TASK PROMPT: Write out each line beneath this one exactly as it reads.

%%

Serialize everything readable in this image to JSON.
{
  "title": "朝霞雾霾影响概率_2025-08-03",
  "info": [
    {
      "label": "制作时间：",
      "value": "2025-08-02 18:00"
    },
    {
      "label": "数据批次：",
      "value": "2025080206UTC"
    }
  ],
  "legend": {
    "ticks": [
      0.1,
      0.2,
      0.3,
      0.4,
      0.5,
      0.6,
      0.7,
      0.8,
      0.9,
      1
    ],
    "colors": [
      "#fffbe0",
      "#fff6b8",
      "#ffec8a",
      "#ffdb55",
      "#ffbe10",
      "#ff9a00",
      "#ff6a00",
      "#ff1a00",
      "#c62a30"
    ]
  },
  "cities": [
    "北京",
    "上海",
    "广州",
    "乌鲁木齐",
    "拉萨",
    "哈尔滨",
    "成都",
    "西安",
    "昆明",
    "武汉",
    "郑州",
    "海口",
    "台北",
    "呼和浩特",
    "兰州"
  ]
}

%%

ANSWER IN FULL:
Serialize everything readable in this image to JSON.
{
  "title": "朝霞雾霾影响概率_2025-08-03",
  "info": [
    {
      "label": "制作时间：",
      "value": "2025-08-02 18:00"
    },
    {
      "label": "数据批次：",
      "value": "2025080206UTC"
    }
  ],
  "legend": {
    "ticks": [
      0.1,
      0.2,
      0.3,
      0.4,
      0.5,
      0.6,
      0.7,
      0.8,
      0.9,
      1
    ],
    "colors": [
      "#fffbe0",
      "#fff6b8",
      "#ffec8a",
      "#ffdb55",
      "#ffbe10",
      "#ff9a00",
      "#ff6a00",
      "#ff1a00",
      "#c62a30"
    ]
  },
  "cities": [
    "北京",
    "上海",
    "广州",
    "乌鲁木齐",
    "拉萨",
    "哈尔滨",
    "成都",
    "西安",
    "昆明",
    "武汉",
    "郑州",
    "海口",
    "台北",
    "呼和浩特",
    "兰州"
  ]
}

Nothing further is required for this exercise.